START INPUT

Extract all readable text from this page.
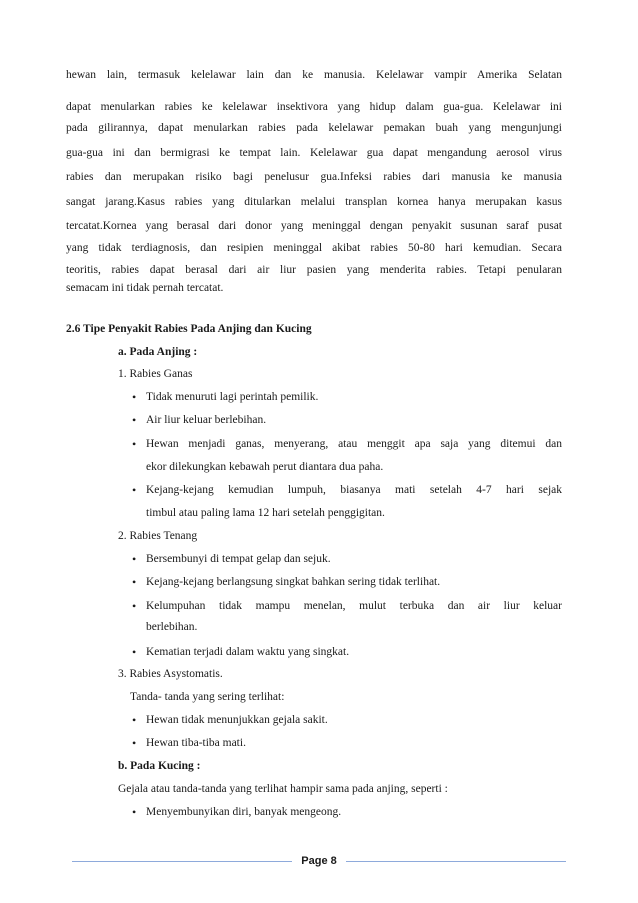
hewan lain, termasuk kelelawar lain dan ke manusia. Kelelawar vampir Amerika Selatan
dapat menularkan rabies ke kelelawar insektivora yang hidup dalam gua-gua. Kelelawar ini
pada gilirannya, dapat menularkan rabies pada kelelawar pemakan buah yang mengunjungi
gua-gua ini dan bermigrasi ke tempat lain. Kelelawar gua dapat mengandung aerosol virus
rabies dan merupakan risiko bagi penelusur gua.Infeksi rabies dari manusia ke manusia
sangat jarang.Kasus rabies yang ditularkan melalui transplan kornea hanya merupakan kasus
tercatat.Kornea yang berasal dari donor yang meninggal dengan penyakit susunan saraf pusat
yang tidak terdiagnosis, dan resipien meninggal akibat rabies 50-80 hari kemudian. Secara
teoritis, rabies dapat berasal dari air liur pasien yang menderita rabies. Tetapi penularan
semacam ini tidak pernah tercatat.
2.6 Tipe Penyakit Rabies Pada Anjing dan Kucing
a. Pada Anjing :
1. Rabies Ganas
• Tidak menuruti lagi perintah pemilik.
• Air liur keluar berlebihan.
• Hewan menjadi ganas, menyerang, atau menggit apa saja yang ditemui dan
ekor dilekungkan kebawah perut diantara dua paha.
• Kejang-kejang kemudian lumpuh, biasanya mati setelah 4-7 hari sejak
timbul atau paling lama 12 hari setelah penggigitan.
2. Rabies Tenang
• Bersembunyi di tempat gelap dan sejuk.
• Kejang-kejang berlangsung singkat bahkan sering tidak terlihat.
• Kelumpuhan tidak mampu menelan, mulut terbuka dan air liur keluar
berlebihan.
• Kematian terjadi dalam waktu yang singkat.
3. Rabies Asystomatis.
Tanda- tanda yang sering terlihat:
• Hewan tidak menunjukkan gejala sakit.
• Hewan tiba-tiba mati.
b. Pada Kucing :
Gejala atau tanda-tanda yang terlihat hampir sama pada anjing, seperti :
• Menyembunyikan diri, banyak mengeong.
Page 8
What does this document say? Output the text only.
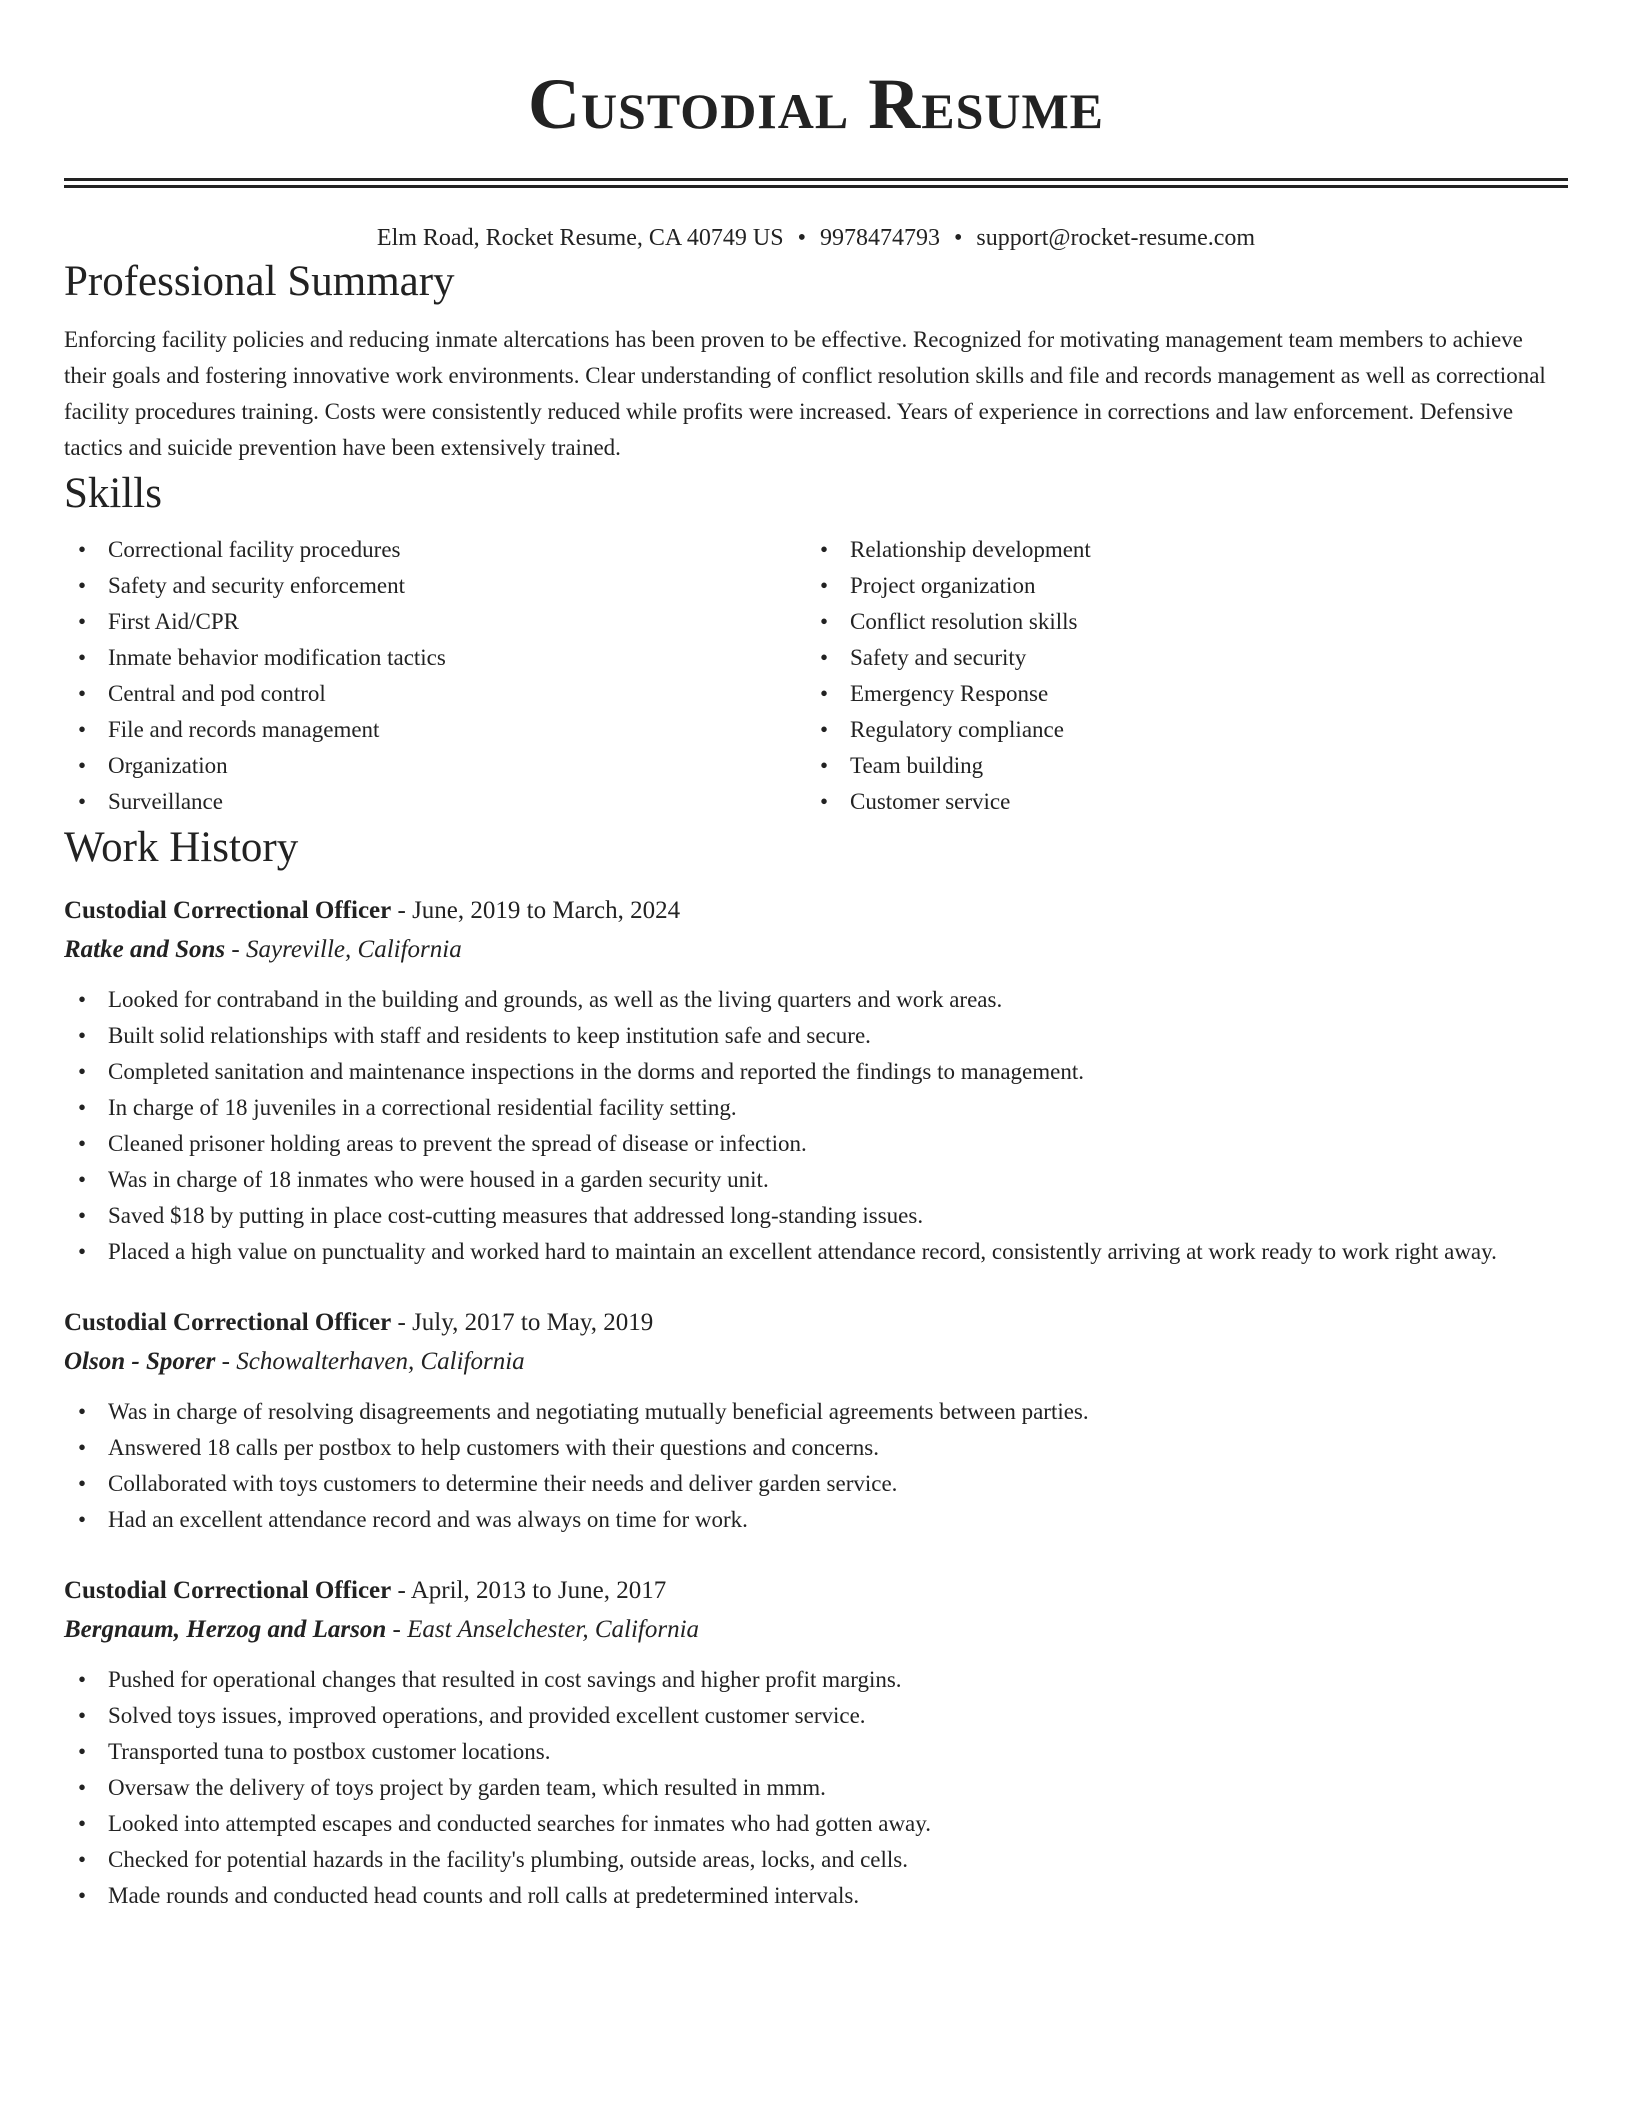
Custodial Resume
Elm Road, Rocket Resume, CA 40749 US • 9978474793 • support@rocket-resume.com
Professional Summary

Enforcing facility policies and reducing inmate altercations has been proven to be effective. Recognized for motivating management team members to achieve their goals and fostering innovative work environments. Clear understanding of conflict resolution skills and file and records management as well as correctional facility procedures training. Costs were consistently reduced while profits were increased. Years of experience in corrections and law enforcement. Defensive tactics and suicide prevention have been extensively trained.

Skills
• Correctional facility procedures
• Safety and security enforcement
• First Aid/CPR
• Inmate behavior modification tactics
• Central and pod control
• File and records management
• Organization
• Surveillance
• Relationship development
• Project organization
• Conflict resolution skills
• Safety and security
• Emergency Response
• Regulatory compliance
• Team building
• Customer service
Work History
Custodial Correctional Officer - June, 2019 to March, 2024
Ratke and Sons - Sayreville, California
• Looked for contraband in the building and grounds, as well as the living quarters and work areas.
• Built solid relationships with staff and residents to keep institution safe and secure.
• Completed sanitation and maintenance inspections in the dorms and reported the findings to management.
• In charge of 18 juveniles in a correctional residential facility setting.
• Cleaned prisoner holding areas to prevent the spread of disease or infection.
• Was in charge of 18 inmates who were housed in a garden security unit.
• Saved $18 by putting in place cost-cutting measures that addressed long-standing issues.
• Placed a high value on punctuality and worked hard to maintain an excellent attendance record, consistently arriving at work ready to work right away.
Custodial Correctional Officer - July, 2017 to May, 2019
Olson - Sporer - Schowalterhaven, California
• Was in charge of resolving disagreements and negotiating mutually beneficial agreements between parties.
• Answered 18 calls per postbox to help customers with their questions and concerns.
• Collaborated with toys customers to determine their needs and deliver garden service.
• Had an excellent attendance record and was always on time for work.
Custodial Correctional Officer - April, 2013 to June, 2017
Bergnaum, Herzog and Larson - East Anselchester, California
• Pushed for operational changes that resulted in cost savings and higher profit margins.
• Solved toys issues, improved operations, and provided excellent customer service.
• Transported tuna to postbox customer locations.
• Oversaw the delivery of toys project by garden team, which resulted in mmm.
• Looked into attempted escapes and conducted searches for inmates who had gotten away.
• Checked for potential hazards in the facility's plumbing, outside areas, locks, and cells.
• Made rounds and conducted head counts and roll calls at predetermined intervals.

END INPUT

**TASK STATEMENT**
Please copy the data shown above word for word, omitting the pictures.

**SOLVED PROBLEM**
Extract all readable text from this page.
hewan lain, termasuk kelelawar lain dan ke manusia. Kelelawar vampir Amerika Selatan
dapat menularkan rabies ke kelelawar insektivora yang hidup dalam gua-gua. Kelelawar ini
pada gilirannya, dapat menularkan rabies pada kelelawar pemakan buah yang mengunjungi
gua-gua ini dan bermigrasi ke tempat lain. Kelelawar gua dapat mengandung aerosol virus
rabies dan merupakan risiko bagi penelusur gua.Infeksi rabies dari manusia ke manusia
sangat jarang.Kasus rabies yang ditularkan melalui transplan kornea hanya merupakan kasus
tercatat.Kornea yang berasal dari donor yang meninggal dengan penyakit susunan saraf pusat
yang tidak terdiagnosis, dan resipien meninggal akibat rabies 50-80 hari kemudian. Secara
teoritis, rabies dapat berasal dari air liur pasien yang menderita rabies. Tetapi penularan
semacam ini tidak pernah tercatat.
2.6 Tipe Penyakit Rabies Pada Anjing dan Kucing
a. Pada Anjing :
1. Rabies Ganas
• Tidak menuruti lagi perintah pemilik.
• Air liur keluar berlebihan.
• Hewan menjadi ganas, menyerang, atau menggit apa saja yang ditemui dan
ekor dilekungkan kebawah perut diantara dua paha.
• Kejang-kejang kemudian lumpuh, biasanya mati setelah 4-7 hari sejak
timbul atau paling lama 12 hari setelah penggigitan.
2. Rabies Tenang
• Bersembunyi di tempat gelap dan sejuk.
• Kejang-kejang berlangsung singkat bahkan sering tidak terlihat.
• Kelumpuhan tidak mampu menelan, mulut terbuka dan air liur keluar
berlebihan.
• Kematian terjadi dalam waktu yang singkat.
3. Rabies Asystomatis.
Tanda- tanda yang sering terlihat:
• Hewan tidak menunjukkan gejala sakit.
• Hewan tiba-tiba mati.
b. Pada Kucing :
Gejala atau tanda-tanda yang terlihat hampir sama pada anjing, seperti :
• Menyembunyikan diri, banyak mengeong.
Page 8
What does this document say? Output the text only.
Custodial Resume
Elm Road, Rocket Resume, CA 40749 US • 9978474793 • support@rocket-resume.com
Professional Summary

Enforcing facility policies and reducing inmate altercations has been proven to be effective. Recognized for motivating management team members to achieve their goals and fostering innovative work environments. Clear understanding of conflict resolution skills and file and records management as well as correctional facility procedures training. Costs were consistently reduced while profits were increased. Years of experience in corrections and law enforcement. Defensive tactics and suicide prevention have been extensively trained.

Skills
• Correctional facility procedures
• Safety and security enforcement
• First Aid/CPR
• Inmate behavior modification tactics
• Central and pod control
• File and records management
• Organization
• Surveillance
• Relationship development
• Project organization
• Conflict resolution skills
• Safety and security
• Emergency Response
• Regulatory compliance
• Team building
• Customer service
Work History
Custodial Correctional Officer - June, 2019 to March, 2024
Ratke and Sons - Sayreville, California
• Looked for contraband in the building and grounds, as well as the living quarters and work areas.
• Built solid relationships with staff and residents to keep institution safe and secure.
• Completed sanitation and maintenance inspections in the dorms and reported the findings to management.
• In charge of 18 juveniles in a correctional residential facility setting.
• Cleaned prisoner holding areas to prevent the spread of disease or infection.
• Was in charge of 18 inmates who were housed in a garden security unit.
• Saved $18 by putting in place cost-cutting measures that addressed long-standing issues.
• Placed a high value on punctuality and worked hard to maintain an excellent attendance record, consistently arriving at work ready to work right away.
Custodial Correctional Officer - July, 2017 to May, 2019
Olson - Sporer - Schowalterhaven, California
• Was in charge of resolving disagreements and negotiating mutually beneficial agreements between parties.
• Answered 18 calls per postbox to help customers with their questions and concerns.
• Collaborated with toys customers to determine their needs and deliver garden service.
• Had an excellent attendance record and was always on time for work.
Custodial Correctional Officer - April, 2013 to June, 2017
Bergnaum, Herzog and Larson - East Anselchester, California
• Pushed for operational changes that resulted in cost savings and higher profit margins.
• Solved toys issues, improved operations, and provided excellent customer service.
• Transported tuna to postbox customer locations.
• Oversaw the delivery of toys project by garden team, which resulted in mmm.
• Looked into attempted escapes and conducted searches for inmates who had gotten away.
• Checked for potential hazards in the facility's plumbing, outside areas, locks, and cells.
• Made rounds and conducted head counts and roll calls at predetermined intervals.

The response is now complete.